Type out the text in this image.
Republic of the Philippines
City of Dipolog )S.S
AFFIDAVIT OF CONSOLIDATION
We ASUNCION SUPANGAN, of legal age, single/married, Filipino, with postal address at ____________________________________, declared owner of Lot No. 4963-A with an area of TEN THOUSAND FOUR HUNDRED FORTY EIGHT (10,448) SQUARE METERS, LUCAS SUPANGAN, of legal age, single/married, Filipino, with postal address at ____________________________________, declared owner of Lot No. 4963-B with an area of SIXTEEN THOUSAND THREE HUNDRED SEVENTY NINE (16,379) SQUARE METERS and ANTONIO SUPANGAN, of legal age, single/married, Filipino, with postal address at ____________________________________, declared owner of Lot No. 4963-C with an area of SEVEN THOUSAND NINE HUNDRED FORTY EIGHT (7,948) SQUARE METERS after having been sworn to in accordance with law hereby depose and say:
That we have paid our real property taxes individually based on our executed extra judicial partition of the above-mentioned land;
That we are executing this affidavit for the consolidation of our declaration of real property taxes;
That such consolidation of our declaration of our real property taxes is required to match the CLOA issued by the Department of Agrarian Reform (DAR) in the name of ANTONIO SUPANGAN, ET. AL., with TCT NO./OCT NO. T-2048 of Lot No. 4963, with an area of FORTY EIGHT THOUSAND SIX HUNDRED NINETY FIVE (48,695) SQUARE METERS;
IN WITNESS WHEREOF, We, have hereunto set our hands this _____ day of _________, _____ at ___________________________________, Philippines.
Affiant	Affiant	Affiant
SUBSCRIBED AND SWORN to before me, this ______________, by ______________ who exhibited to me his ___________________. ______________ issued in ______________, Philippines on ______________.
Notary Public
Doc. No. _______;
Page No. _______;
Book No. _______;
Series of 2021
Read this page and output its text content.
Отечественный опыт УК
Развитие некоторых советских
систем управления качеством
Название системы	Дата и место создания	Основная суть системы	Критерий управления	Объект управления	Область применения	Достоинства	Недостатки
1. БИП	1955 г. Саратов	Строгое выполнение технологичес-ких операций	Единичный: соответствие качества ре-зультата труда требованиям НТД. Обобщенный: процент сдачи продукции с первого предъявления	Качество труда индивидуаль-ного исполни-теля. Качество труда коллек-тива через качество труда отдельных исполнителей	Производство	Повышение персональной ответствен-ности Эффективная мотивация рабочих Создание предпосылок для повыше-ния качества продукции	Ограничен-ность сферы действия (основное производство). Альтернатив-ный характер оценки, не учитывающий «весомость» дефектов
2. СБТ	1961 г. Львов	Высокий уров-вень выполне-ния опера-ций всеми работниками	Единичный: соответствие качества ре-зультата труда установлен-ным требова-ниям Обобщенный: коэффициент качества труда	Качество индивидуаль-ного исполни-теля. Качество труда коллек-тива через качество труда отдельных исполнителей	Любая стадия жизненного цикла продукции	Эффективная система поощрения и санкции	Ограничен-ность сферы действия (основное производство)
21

§ **OBJECTIVE**: Repeat the material above in full, quoting it exactly.

§ **RESPONSE TO THIS TASK**:
Type out the text in this image.
Republic of the Philippines
City of Dipolog )S.S
AFFIDAVIT OF CONSOLIDATION
We ASUNCION SUPANGAN, of legal age, single/married, Filipino, with postal address at ____________________________________, declared owner of Lot No. 4963-A with an area of TEN THOUSAND FOUR HUNDRED FORTY EIGHT (10,448) SQUARE METERS, LUCAS SUPANGAN, of legal age, single/married, Filipino, with postal address at ____________________________________, declared owner of Lot No. 4963-B with an area of SIXTEEN THOUSAND THREE HUNDRED SEVENTY NINE (16,379) SQUARE METERS and ANTONIO SUPANGAN, of legal age, single/married, Filipino, with postal address at ____________________________________, declared owner of Lot No. 4963-C with an area of SEVEN THOUSAND NINE HUNDRED FORTY EIGHT (7,948) SQUARE METERS after having been sworn to in accordance with law hereby depose and say:
That we have paid our real property taxes individually based on our executed extra judicial partition of the above-mentioned land;
That we are executing this affidavit for the consolidation of our declaration of real property taxes;
That such consolidation of our declaration of our real property taxes is required to match the CLOA issued by the Department of Agrarian Reform (DAR) in the name of ANTONIO SUPANGAN, ET. AL., with TCT NO./OCT NO. T-2048 of Lot No. 4963, with an area of FORTY EIGHT THOUSAND SIX HUNDRED NINETY FIVE (48,695) SQUARE METERS;
IN WITNESS WHEREOF, We, have hereunto set our hands this _____ day of _________, _____ at ___________________________________, Philippines.
Affiant	Affiant	Affiant
SUBSCRIBED AND SWORN to before me, this ______________, by ______________ who exhibited to me his ___________________. ______________ issued in ______________, Philippines on ______________.
Notary Public
Doc. No. _______;
Page No. _______;
Book No. _______;
Series of 2021
Read this page and output its text content.
Отечественный опыт УК
Развитие некоторых советских
систем управления качеством
Название системы	Дата и место создания	Основная суть системы	Критерий управления	Объект управления	Область применения	Достоинства	Недостатки
1. БИП	1955 г. Саратов	Строгое выполнение технологичес-ких операций	Единичный: соответствие качества ре-зультата труда требованиям НТД. Обобщенный: процент сдачи продукции с первого предъявления	Качество труда индивидуаль-ного исполни-теля. Качество труда коллек-тива через качество труда отдельных исполнителей	Производство	Повышение персональной ответствен-ности Эффективная мотивация рабочих Создание предпосылок для повыше-ния качества продукции	Ограничен-ность сферы действия (основное производство). Альтернатив-ный характер оценки, не учитывающий «весомость» дефектов
2. СБТ	1961 г. Львов	Высокий уров-вень выполне-ния опера-ций всеми работниками	Единичный: соответствие качества ре-зультата труда установлен-ным требова-ниям Обобщенный: коэффициент качества труда	Качество индивидуаль-ного исполни-теля. Качество труда коллек-тива через качество труда отдельных исполнителей	Любая стадия жизненного цикла продукции	Эффективная система поощрения и санкции	Ограничен-ность сферы действия (основное производство)
21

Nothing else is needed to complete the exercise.